Repeat the records word for word, excluding any picture.

▼

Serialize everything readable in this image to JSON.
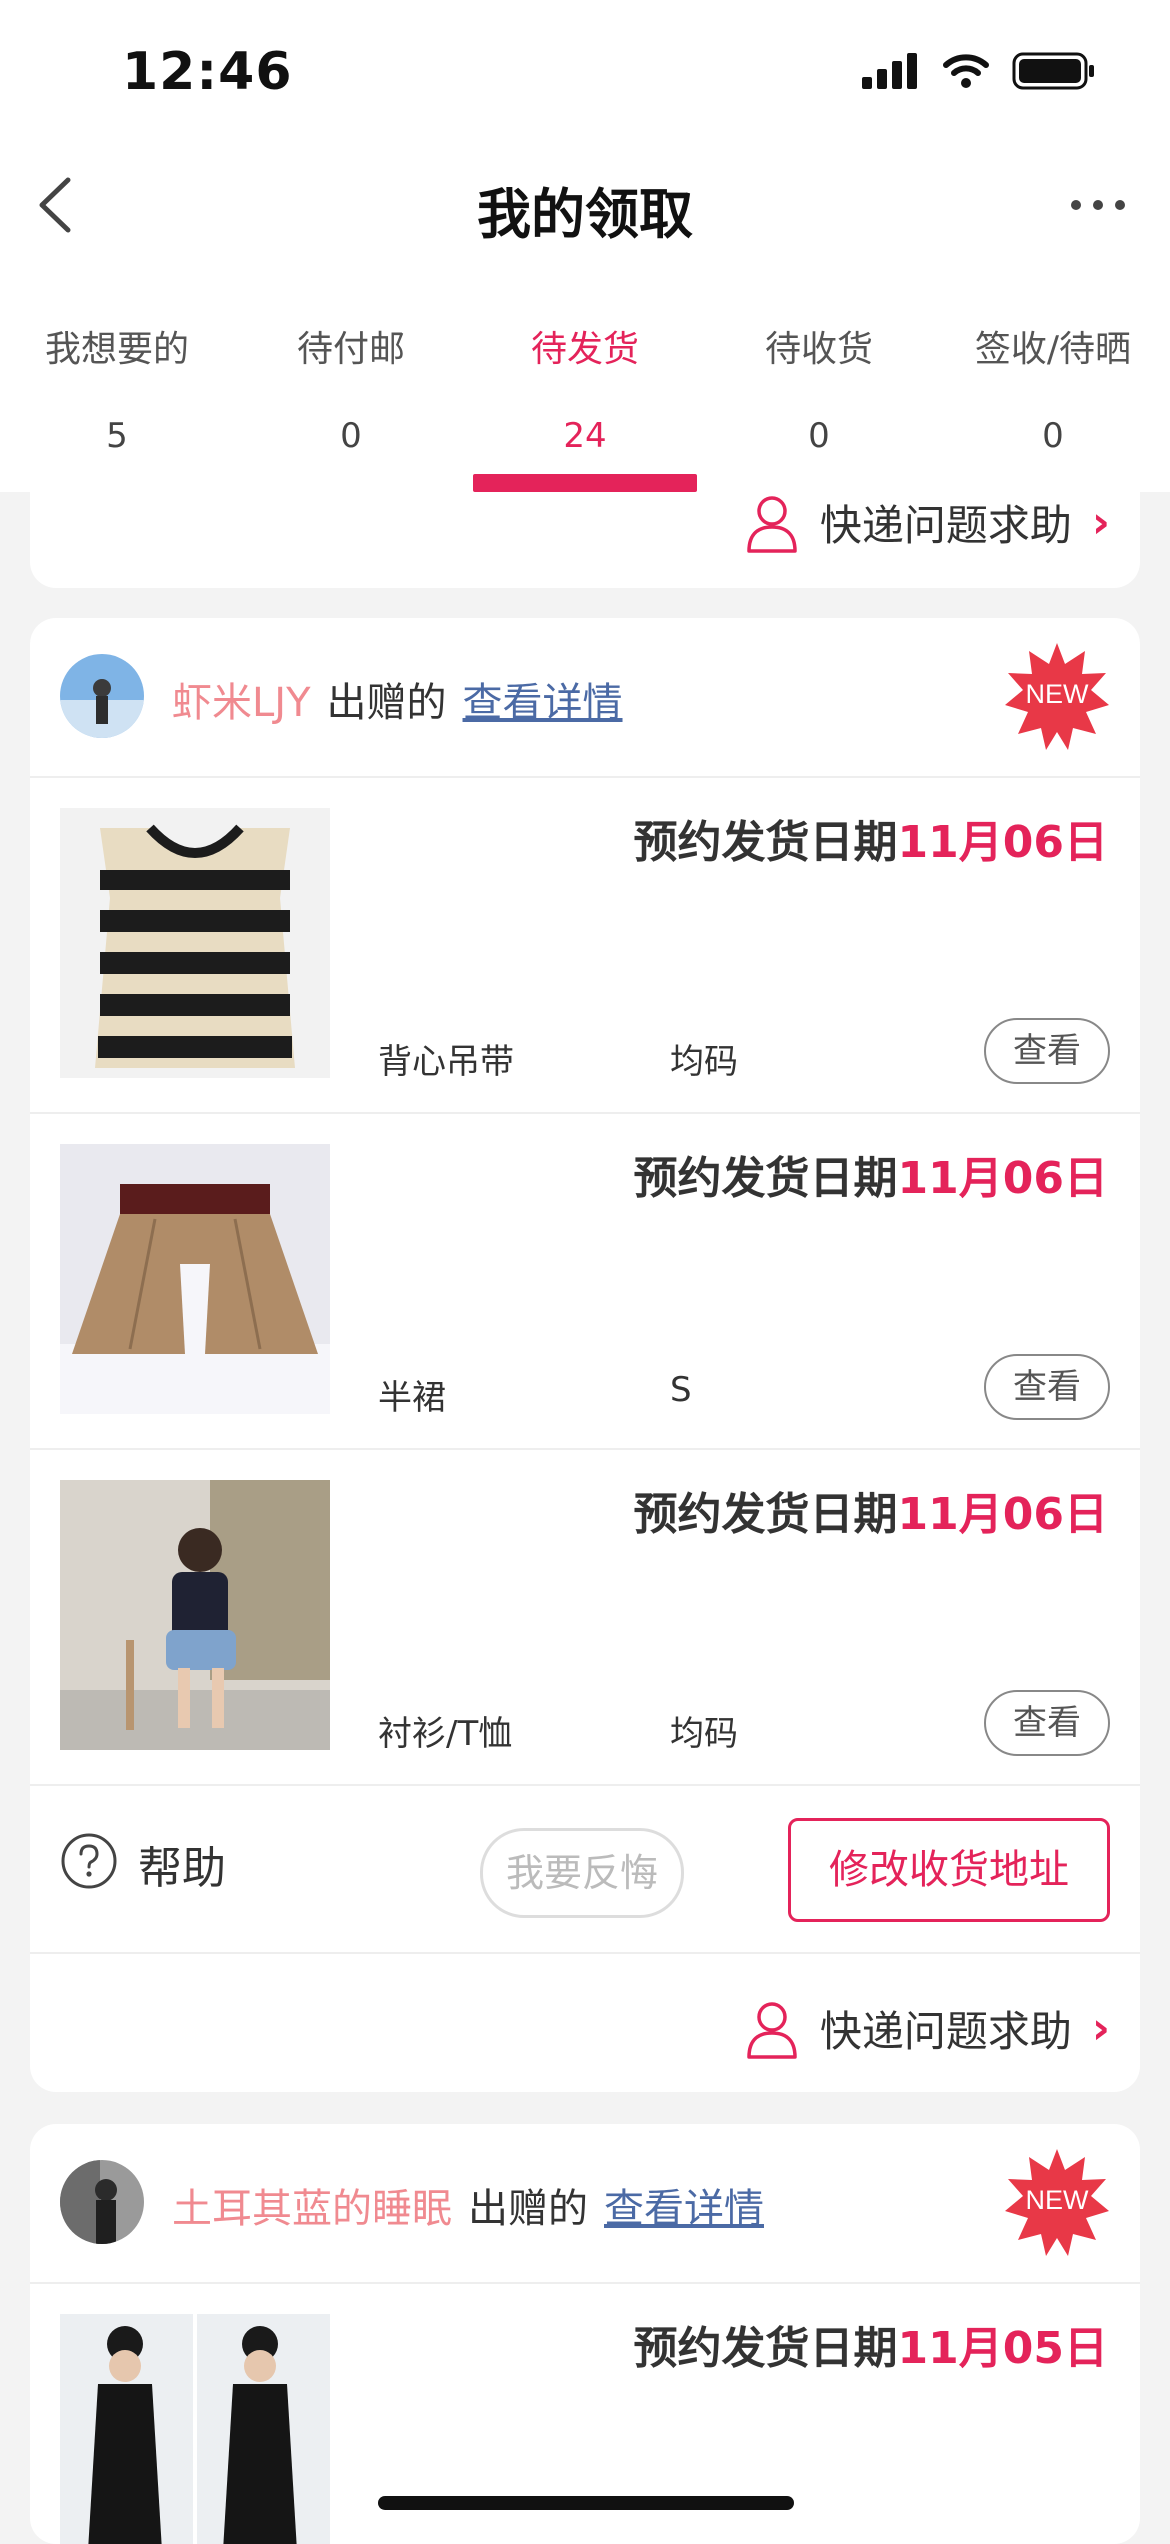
{
  "status_bar": {
    "time": "12:46"
  },
  "nav": {
    "title": "我的领取"
  },
  "tabs": [
    {
      "label": "我想要的",
      "count": "5"
    },
    {
      "label": "待付邮",
      "count": "0"
    },
    {
      "label": "待发货",
      "count": "24",
      "active": true
    },
    {
      "label": "待收货",
      "count": "0"
    },
    {
      "label": "签收/待晒",
      "count": "0"
    }
  ],
  "colors": {
    "accent": "#e4235a",
    "giver_name": "#f08a90",
    "link": "#4b6aa5"
  },
  "courier_help": "快递问题求助",
  "orders": [
    {
      "giver_name": "虾米LJY",
      "giver_verb": "出赠的",
      "detail_link": "查看详情",
      "badge": "NEW",
      "items": [
        {
          "ship_prefix": "预约发货日期",
          "ship_date": "11月06日",
          "category": "背心吊带",
          "size": "均码",
          "view": "查看"
        },
        {
          "ship_prefix": "预约发货日期",
          "ship_date": "11月06日",
          "category": "半裙",
          "size": "S",
          "view": "查看"
        },
        {
          "ship_prefix": "预约发货日期",
          "ship_date": "11月06日",
          "category": "衬衫/T恤",
          "size": "均码",
          "view": "查看"
        }
      ],
      "help_label": "帮助",
      "regret_label": "我要反悔",
      "address_label": "修改收货地址"
    },
    {
      "giver_name": "土耳其蓝的睡眠",
      "giver_verb": "出赠的",
      "detail_link": "查看详情",
      "badge": "NEW",
      "items": [
        {
          "ship_prefix": "预约发货日期",
          "ship_date": "11月05日"
        }
      ]
    }
  ]
}
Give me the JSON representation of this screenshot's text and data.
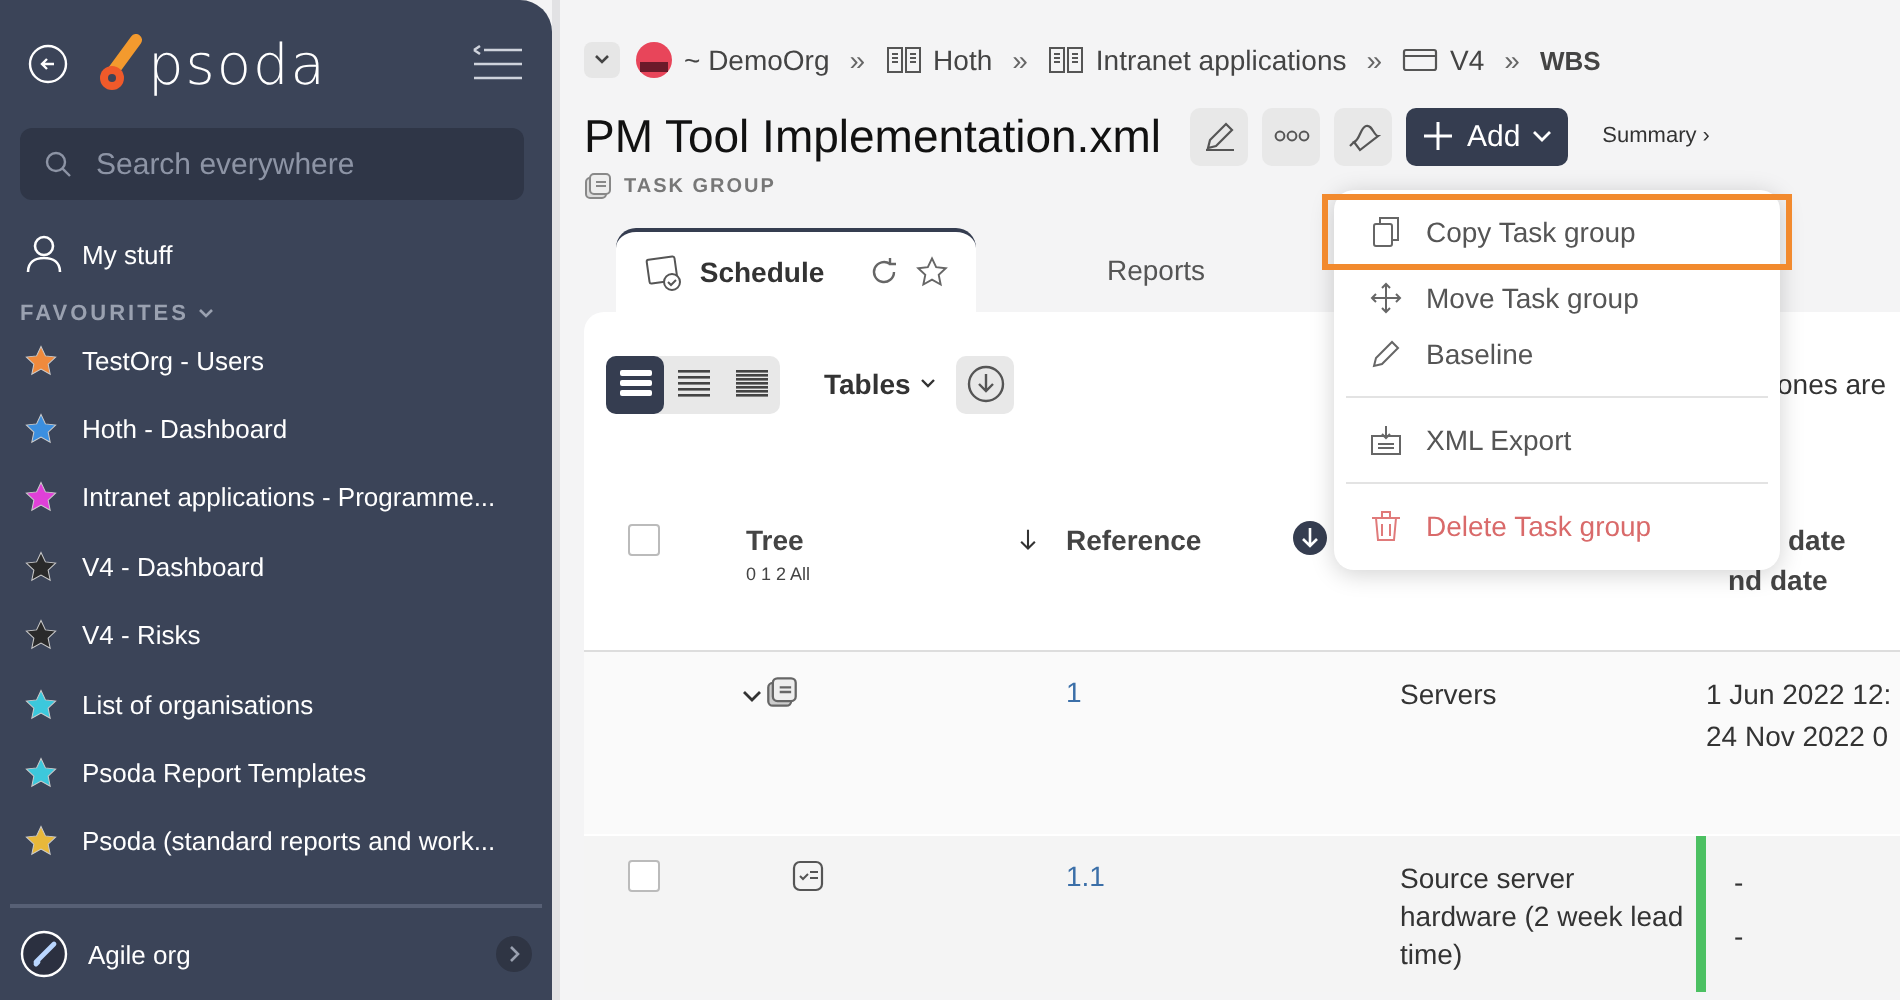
{
  "sidebar": {
    "logo": "psoda",
    "search": {
      "placeholder": "Search everywhere"
    },
    "my_stuff": "My stuff",
    "favourites_heading": "FAVOURITES",
    "favourites": [
      {
        "label": "TestOrg - Users",
        "color": "#f08a3c"
      },
      {
        "label": "Hoth - Dashboard",
        "color": "#3b8fe0"
      },
      {
        "label": "Intranet applications - Programme...",
        "color": "#e040d8"
      },
      {
        "label": "V4 - Dashboard",
        "color": "#2a2a2a"
      },
      {
        "label": "V4 - Risks",
        "color": "#2a2a2a"
      },
      {
        "label": "List of organisations",
        "color": "#3cc8dc"
      },
      {
        "label": "Psoda Report Templates",
        "color": "#3cc8dc"
      },
      {
        "label": "Psoda (standard reports and work...",
        "color": "#e8b83a"
      }
    ],
    "org": "Agile org"
  },
  "breadcrumbs": [
    {
      "label": "~ DemoOrg",
      "kind": "org"
    },
    {
      "label": "Hoth",
      "kind": "book"
    },
    {
      "label": "Intranet applications",
      "kind": "book"
    },
    {
      "label": "V4",
      "kind": "folder"
    },
    {
      "label": "WBS",
      "kind": "current"
    }
  ],
  "breadcrumb_separator": "»",
  "title": "PM Tool Implementation.xml",
  "subtitle": "TASK GROUP",
  "add_button": "Add",
  "summary_link": "Summary ›",
  "tabs": [
    {
      "label": "Schedule",
      "selected": true
    },
    {
      "label": "Reports",
      "selected": false
    }
  ],
  "view_modes": [
    {
      "selected": true
    },
    {
      "selected": false
    },
    {
      "selected": false
    }
  ],
  "tables_button": "Tables",
  "notice": "ones are",
  "table": {
    "select_all": {
      "checked": false
    },
    "columns": [
      {
        "label": "Tree",
        "sub": "0 1 2 All"
      },
      {
        "label": "Reference"
      },
      {
        "label": "date",
        "sub": "nd date"
      }
    ],
    "rows": [
      {
        "kind": "group",
        "expanded": true,
        "reference": "1",
        "name": "Servers",
        "dates": [
          "1 Jun 2022 12:",
          "24 Nov 2022 0"
        ]
      },
      {
        "kind": "task",
        "checked": false,
        "reference": "1.1",
        "name": "Source server hardware (2 week lead time)",
        "dates": [
          "-",
          "-"
        ],
        "color": "#4cc062"
      }
    ]
  },
  "menu": {
    "groups": [
      [
        {
          "label": "Copy Task group",
          "highlighted": true,
          "kind": "normal"
        },
        {
          "label": "Move Task group",
          "highlighted": false,
          "kind": "normal"
        },
        {
          "label": "Baseline",
          "highlighted": false,
          "kind": "normal"
        }
      ],
      [
        {
          "label": "XML Export",
          "highlighted": false,
          "kind": "normal"
        }
      ],
      [
        {
          "label": "Delete Task group",
          "highlighted": false,
          "kind": "danger"
        }
      ]
    ]
  }
}
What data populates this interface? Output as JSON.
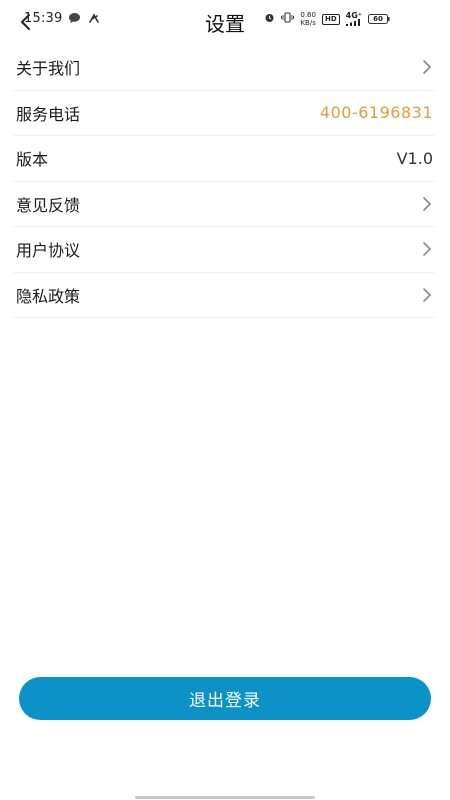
{
  "status_bar": {
    "time": "15:39",
    "net_speed_value": "0.60",
    "net_speed_unit": "KB/s",
    "hd_badge": "HD",
    "network_type": "4G⁺",
    "battery_level": "60"
  },
  "header": {
    "title": "设置"
  },
  "settings": {
    "items": [
      {
        "label": "关于我们",
        "value": "",
        "has_chevron": true
      },
      {
        "label": "服务电话",
        "value": "400-6196831",
        "has_chevron": false
      },
      {
        "label": "版本",
        "value": "V1.0",
        "has_chevron": false
      },
      {
        "label": "意见反馈",
        "value": "",
        "has_chevron": true
      },
      {
        "label": "用户协议",
        "value": "",
        "has_chevron": true
      },
      {
        "label": "隐私政策",
        "value": "",
        "has_chevron": true
      }
    ]
  },
  "logout": {
    "label": "退出登录"
  },
  "colors": {
    "accent_phone": "#E89A3C",
    "logout_bg": "#0B93C8"
  }
}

▲

Solution below>
Serialize everything readable in this image to JSON.
{
  "status_bar": {
    "time": "12:46"
  },
  "nav": {
    "title": "我的领取"
  },
  "tabs": [
    {
      "label": "我想要的",
      "count": "5"
    },
    {
      "label": "待付邮",
      "count": "0"
    },
    {
      "label": "待发货",
      "count": "24",
      "active": true
    },
    {
      "label": "待收货",
      "count": "0"
    },
    {
      "label": "签收/待晒",
      "count": "0"
    }
  ],
  "colors": {
    "accent": "#e4235a",
    "giver_name": "#f08a90",
    "link": "#4b6aa5"
  },
  "courier_help": "快递问题求助",
  "orders": [
    {
      "giver_name": "虾米LJY",
      "giver_verb": "出赠的",
      "detail_link": "查看详情",
      "badge": "NEW",
      "items": [
        {
          "ship_prefix": "预约发货日期",
          "ship_date": "11月06日",
          "category": "背心吊带",
          "size": "均码",
          "view": "查看"
        },
        {
          "ship_prefix": "预约发货日期",
          "ship_date": "11月06日",
          "category": "半裙",
          "size": "S",
          "view": "查看"
        },
        {
          "ship_prefix": "预约发货日期",
          "ship_date": "11月06日",
          "category": "衬衫/T恤",
          "size": "均码",
          "view": "查看"
        }
      ],
      "help_label": "帮助",
      "regret_label": "我要反悔",
      "address_label": "修改收货地址"
    },
    {
      "giver_name": "土耳其蓝的睡眠",
      "giver_verb": "出赠的",
      "detail_link": "查看详情",
      "badge": "NEW",
      "items": [
        {
          "ship_prefix": "预约发货日期",
          "ship_date": "11月05日"
        }
      ]
    }
  ]
}
Give me the JSON representation of this screenshot's text and data.
{
  "sidebar": {
    "logo": "psoda",
    "search": {
      "placeholder": "Search everywhere"
    },
    "my_stuff": "My stuff",
    "favourites_heading": "FAVOURITES",
    "favourites": [
      {
        "label": "TestOrg - Users",
        "color": "#f08a3c"
      },
      {
        "label": "Hoth - Dashboard",
        "color": "#3b8fe0"
      },
      {
        "label": "Intranet applications - Programme...",
        "color": "#e040d8"
      },
      {
        "label": "V4 - Dashboard",
        "color": "#2a2a2a"
      },
      {
        "label": "V4 - Risks",
        "color": "#2a2a2a"
      },
      {
        "label": "List of organisations",
        "color": "#3cc8dc"
      },
      {
        "label": "Psoda Report Templates",
        "color": "#3cc8dc"
      },
      {
        "label": "Psoda (standard reports and work...",
        "color": "#e8b83a"
      }
    ],
    "org": "Agile org"
  },
  "breadcrumbs": [
    {
      "label": "~ DemoOrg",
      "kind": "org"
    },
    {
      "label": "Hoth",
      "kind": "book"
    },
    {
      "label": "Intranet applications",
      "kind": "book"
    },
    {
      "label": "V4",
      "kind": "folder"
    },
    {
      "label": "WBS",
      "kind": "current"
    }
  ],
  "breadcrumb_separator": "»",
  "title": "PM Tool Implementation.xml",
  "subtitle": "TASK GROUP",
  "add_button": "Add",
  "summary_link": "Summary ›",
  "tabs": [
    {
      "label": "Schedule",
      "selected": true
    },
    {
      "label": "Reports",
      "selected": false
    }
  ],
  "view_modes": [
    {
      "selected": true
    },
    {
      "selected": false
    },
    {
      "selected": false
    }
  ],
  "tables_button": "Tables",
  "notice": "ones are",
  "table": {
    "select_all": {
      "checked": false
    },
    "columns": [
      {
        "label": "Tree",
        "sub": "0 1 2 All"
      },
      {
        "label": "Reference"
      },
      {
        "label": "date",
        "sub": "nd date"
      }
    ],
    "rows": [
      {
        "kind": "group",
        "expanded": true,
        "reference": "1",
        "name": "Servers",
        "dates": [
          "1 Jun 2022 12:",
          "24 Nov 2022 0"
        ]
      },
      {
        "kind": "task",
        "checked": false,
        "reference": "1.1",
        "name": "Source server hardware (2 week lead time)",
        "dates": [
          "-",
          "-"
        ],
        "color": "#4cc062"
      }
    ]
  },
  "menu": {
    "groups": [
      [
        {
          "label": "Copy Task group",
          "highlighted": true,
          "kind": "normal"
        },
        {
          "label": "Move Task group",
          "highlighted": false,
          "kind": "normal"
        },
        {
          "label": "Baseline",
          "highlighted": false,
          "kind": "normal"
        }
      ],
      [
        {
          "label": "XML Export",
          "highlighted": false,
          "kind": "normal"
        }
      ],
      [
        {
          "label": "Delete Task group",
          "highlighted": false,
          "kind": "danger"
        }
      ]
    ]
  }
}
What data populates this interface? Output as JSON.
{
  "status_bar": {
    "time": "15:39",
    "net_speed_value": "0.60",
    "net_speed_unit": "KB/s",
    "hd_badge": "HD",
    "network_type": "4G⁺",
    "battery_level": "60"
  },
  "header": {
    "title": "设置"
  },
  "settings": {
    "items": [
      {
        "label": "关于我们",
        "value": "",
        "has_chevron": true
      },
      {
        "label": "服务电话",
        "value": "400-6196831",
        "has_chevron": false
      },
      {
        "label": "版本",
        "value": "V1.0",
        "has_chevron": false
      },
      {
        "label": "意见反馈",
        "value": "",
        "has_chevron": true
      },
      {
        "label": "用户协议",
        "value": "",
        "has_chevron": true
      },
      {
        "label": "隐私政策",
        "value": "",
        "has_chevron": true
      }
    ]
  },
  "logout": {
    "label": "退出登录"
  },
  "colors": {
    "accent_phone": "#E89A3C",
    "logout_bg": "#0B93C8"
  }
}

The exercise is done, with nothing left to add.